Problem statement: Count lines, not occurrences: report how many lines in the records hold the string "University", and nothing else.

Material for the task:
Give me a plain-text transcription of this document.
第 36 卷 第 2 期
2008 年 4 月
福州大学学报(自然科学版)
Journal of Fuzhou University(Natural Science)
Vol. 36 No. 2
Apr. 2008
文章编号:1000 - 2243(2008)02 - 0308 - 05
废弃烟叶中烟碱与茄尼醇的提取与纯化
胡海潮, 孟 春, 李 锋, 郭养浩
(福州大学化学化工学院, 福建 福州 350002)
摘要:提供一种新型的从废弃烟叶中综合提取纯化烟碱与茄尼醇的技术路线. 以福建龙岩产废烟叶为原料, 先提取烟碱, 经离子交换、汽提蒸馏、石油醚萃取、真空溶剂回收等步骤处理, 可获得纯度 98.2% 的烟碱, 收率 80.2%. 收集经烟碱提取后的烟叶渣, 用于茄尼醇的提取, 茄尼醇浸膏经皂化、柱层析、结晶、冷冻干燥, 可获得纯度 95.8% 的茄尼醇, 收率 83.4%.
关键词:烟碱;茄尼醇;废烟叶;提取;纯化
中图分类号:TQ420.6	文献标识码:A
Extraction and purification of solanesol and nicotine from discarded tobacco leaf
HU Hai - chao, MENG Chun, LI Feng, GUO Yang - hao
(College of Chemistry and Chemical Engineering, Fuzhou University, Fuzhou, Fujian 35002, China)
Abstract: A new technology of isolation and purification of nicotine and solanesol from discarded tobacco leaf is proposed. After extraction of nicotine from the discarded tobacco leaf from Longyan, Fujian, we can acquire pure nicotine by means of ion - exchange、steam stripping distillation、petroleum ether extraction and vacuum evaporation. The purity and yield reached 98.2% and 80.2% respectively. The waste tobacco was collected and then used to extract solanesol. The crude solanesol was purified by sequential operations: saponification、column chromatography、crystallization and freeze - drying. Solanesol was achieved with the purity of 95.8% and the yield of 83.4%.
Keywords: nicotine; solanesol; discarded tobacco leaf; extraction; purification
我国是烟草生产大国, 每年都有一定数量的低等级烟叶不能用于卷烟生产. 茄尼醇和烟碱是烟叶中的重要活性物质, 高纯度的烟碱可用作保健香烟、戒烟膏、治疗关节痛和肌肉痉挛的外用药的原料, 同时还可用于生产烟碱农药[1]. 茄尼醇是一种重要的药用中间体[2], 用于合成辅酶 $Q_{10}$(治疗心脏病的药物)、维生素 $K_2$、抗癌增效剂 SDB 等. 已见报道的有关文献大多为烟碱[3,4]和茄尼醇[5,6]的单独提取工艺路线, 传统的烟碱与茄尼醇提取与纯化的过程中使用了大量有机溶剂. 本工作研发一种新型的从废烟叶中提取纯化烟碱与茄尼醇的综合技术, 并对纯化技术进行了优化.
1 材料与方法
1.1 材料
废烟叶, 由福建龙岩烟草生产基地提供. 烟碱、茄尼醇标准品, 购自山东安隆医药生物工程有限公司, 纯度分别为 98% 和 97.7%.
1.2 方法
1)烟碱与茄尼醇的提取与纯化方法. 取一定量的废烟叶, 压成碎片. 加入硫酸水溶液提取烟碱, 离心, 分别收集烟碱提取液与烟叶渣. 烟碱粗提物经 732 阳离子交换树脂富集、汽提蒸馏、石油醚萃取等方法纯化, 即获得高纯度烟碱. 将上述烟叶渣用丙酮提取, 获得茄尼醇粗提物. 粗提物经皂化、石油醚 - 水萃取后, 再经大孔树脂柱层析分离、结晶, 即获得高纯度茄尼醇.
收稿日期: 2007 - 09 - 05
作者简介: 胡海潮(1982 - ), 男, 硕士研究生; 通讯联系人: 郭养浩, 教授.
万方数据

Answer for this exercise: 2